**REQUIRED TASK:**
Copy each line of the data below with the word "flux".

+++ DATA SHOWN

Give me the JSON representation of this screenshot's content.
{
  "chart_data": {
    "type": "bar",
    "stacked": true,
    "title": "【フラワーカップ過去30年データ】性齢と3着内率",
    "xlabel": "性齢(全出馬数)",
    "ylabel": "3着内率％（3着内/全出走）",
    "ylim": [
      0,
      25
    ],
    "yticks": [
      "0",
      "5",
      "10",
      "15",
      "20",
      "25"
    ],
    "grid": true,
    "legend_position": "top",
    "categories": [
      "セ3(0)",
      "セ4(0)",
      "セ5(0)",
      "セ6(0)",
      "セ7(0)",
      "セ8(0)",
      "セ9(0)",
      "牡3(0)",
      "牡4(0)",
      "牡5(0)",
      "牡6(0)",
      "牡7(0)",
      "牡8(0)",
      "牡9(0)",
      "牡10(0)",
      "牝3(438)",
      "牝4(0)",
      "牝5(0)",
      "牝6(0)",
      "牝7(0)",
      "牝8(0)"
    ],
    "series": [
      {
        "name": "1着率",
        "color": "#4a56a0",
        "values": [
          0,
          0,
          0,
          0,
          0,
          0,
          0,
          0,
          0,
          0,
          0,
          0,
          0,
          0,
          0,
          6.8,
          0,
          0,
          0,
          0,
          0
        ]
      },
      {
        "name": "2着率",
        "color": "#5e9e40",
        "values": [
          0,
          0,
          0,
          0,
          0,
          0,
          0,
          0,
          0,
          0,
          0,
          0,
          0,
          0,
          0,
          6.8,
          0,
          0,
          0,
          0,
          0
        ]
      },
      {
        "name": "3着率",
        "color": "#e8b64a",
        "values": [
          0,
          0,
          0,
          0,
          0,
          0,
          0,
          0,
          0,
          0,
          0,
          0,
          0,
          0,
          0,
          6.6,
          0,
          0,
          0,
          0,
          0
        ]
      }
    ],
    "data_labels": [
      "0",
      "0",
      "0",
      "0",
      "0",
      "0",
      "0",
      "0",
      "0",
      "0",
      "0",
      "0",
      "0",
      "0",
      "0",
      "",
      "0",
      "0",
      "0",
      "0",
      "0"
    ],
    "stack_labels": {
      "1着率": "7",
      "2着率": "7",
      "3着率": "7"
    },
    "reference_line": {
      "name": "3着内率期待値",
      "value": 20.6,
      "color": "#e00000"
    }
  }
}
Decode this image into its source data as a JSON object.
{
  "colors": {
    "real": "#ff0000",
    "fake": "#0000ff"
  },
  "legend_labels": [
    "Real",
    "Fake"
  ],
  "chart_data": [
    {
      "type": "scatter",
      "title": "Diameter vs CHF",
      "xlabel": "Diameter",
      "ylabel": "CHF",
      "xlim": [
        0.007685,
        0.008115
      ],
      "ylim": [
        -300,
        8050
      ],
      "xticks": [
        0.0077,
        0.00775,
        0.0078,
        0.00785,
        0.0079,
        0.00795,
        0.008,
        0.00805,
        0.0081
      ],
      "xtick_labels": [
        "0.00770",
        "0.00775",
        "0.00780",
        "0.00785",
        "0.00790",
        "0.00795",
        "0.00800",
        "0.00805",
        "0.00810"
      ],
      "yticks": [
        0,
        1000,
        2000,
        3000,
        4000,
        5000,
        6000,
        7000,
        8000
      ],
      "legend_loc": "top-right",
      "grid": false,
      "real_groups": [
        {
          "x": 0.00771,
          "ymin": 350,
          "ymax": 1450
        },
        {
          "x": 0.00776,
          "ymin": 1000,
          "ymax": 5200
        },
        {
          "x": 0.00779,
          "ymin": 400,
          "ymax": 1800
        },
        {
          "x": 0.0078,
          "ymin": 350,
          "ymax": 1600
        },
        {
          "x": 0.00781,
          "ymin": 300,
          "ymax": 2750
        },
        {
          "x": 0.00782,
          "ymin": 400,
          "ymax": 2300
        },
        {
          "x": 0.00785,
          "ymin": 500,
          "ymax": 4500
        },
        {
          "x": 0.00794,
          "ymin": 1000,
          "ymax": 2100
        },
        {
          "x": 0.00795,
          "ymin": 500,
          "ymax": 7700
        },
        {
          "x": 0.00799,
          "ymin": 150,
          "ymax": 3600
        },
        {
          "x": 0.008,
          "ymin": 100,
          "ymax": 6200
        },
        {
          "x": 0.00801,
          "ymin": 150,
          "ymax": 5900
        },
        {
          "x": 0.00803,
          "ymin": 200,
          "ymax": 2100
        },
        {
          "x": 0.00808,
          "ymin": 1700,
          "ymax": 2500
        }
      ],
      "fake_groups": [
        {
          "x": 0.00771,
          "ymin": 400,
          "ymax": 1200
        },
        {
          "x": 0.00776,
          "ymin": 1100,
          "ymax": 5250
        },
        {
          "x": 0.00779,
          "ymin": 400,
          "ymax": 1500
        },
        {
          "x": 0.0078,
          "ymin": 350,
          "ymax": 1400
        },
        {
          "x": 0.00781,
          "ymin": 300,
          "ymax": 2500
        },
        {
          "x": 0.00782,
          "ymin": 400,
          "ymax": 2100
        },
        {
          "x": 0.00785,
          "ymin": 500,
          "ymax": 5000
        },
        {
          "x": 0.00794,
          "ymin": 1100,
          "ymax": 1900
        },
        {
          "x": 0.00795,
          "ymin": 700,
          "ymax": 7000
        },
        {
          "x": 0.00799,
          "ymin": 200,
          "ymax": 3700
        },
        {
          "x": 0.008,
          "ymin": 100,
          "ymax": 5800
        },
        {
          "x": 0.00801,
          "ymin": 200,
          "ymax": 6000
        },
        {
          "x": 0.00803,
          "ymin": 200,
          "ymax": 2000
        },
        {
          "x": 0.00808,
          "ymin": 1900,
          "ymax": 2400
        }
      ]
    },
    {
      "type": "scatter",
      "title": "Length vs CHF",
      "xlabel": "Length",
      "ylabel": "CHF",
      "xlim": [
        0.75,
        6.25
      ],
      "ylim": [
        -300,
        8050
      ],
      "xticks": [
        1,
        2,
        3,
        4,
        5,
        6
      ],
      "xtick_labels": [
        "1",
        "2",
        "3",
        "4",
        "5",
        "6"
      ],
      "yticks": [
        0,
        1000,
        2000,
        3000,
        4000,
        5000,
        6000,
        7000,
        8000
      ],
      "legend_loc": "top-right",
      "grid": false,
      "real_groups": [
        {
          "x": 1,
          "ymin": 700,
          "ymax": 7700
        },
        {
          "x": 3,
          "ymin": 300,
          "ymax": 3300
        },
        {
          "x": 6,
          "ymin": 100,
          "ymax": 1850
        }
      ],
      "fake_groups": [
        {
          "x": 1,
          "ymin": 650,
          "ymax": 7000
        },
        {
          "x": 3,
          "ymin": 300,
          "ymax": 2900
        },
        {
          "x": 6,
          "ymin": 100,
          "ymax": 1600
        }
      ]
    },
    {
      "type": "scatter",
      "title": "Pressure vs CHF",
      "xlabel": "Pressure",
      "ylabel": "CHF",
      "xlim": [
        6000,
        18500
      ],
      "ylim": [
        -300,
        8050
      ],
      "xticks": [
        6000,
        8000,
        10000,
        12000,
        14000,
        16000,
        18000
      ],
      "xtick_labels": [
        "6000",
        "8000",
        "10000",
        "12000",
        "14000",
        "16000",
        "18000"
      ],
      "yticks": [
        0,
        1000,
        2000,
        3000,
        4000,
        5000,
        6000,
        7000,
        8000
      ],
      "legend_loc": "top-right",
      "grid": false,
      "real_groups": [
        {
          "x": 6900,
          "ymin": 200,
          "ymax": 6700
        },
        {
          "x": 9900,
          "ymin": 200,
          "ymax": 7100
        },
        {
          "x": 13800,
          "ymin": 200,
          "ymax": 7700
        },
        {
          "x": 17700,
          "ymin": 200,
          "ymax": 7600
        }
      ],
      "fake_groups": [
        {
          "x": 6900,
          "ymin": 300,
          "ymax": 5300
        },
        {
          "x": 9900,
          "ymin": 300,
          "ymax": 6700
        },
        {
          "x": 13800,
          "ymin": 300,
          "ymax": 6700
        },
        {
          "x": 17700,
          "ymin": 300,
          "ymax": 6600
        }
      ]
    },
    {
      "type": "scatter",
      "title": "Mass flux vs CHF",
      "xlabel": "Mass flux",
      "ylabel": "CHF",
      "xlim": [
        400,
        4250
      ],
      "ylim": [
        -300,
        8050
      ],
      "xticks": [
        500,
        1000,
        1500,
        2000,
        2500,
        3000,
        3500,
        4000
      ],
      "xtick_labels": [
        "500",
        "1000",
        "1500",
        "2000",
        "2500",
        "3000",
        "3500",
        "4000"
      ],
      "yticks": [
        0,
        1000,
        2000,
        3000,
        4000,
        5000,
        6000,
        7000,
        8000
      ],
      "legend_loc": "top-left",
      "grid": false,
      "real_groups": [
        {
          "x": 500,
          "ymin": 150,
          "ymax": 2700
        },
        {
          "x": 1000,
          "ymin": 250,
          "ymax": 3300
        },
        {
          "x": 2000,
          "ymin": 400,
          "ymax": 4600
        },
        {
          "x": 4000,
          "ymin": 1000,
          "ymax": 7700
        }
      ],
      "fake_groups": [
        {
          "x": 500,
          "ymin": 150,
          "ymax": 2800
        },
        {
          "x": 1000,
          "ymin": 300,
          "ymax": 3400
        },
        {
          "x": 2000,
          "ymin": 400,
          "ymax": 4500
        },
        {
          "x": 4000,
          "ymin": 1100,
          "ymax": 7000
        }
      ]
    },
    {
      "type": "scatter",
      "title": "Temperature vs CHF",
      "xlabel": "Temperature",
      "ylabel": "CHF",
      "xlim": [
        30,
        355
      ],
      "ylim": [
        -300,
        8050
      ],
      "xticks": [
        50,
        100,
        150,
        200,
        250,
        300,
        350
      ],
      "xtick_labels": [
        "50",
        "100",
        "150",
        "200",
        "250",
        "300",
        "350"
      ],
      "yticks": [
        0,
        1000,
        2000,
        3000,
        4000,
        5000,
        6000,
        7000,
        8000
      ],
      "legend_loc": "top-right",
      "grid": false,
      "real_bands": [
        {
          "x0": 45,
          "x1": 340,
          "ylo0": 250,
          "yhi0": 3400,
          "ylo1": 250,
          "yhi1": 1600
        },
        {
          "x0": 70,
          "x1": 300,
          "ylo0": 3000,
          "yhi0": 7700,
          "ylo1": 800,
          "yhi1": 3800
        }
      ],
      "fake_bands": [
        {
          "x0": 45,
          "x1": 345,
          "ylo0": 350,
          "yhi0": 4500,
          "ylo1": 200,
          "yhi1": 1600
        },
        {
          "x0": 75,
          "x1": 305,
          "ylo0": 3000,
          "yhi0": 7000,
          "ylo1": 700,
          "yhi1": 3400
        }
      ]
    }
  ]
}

++++++

**OUTPUT:**
      "title": "Mass flux vs CHF",
      "xlabel": "Mass flux",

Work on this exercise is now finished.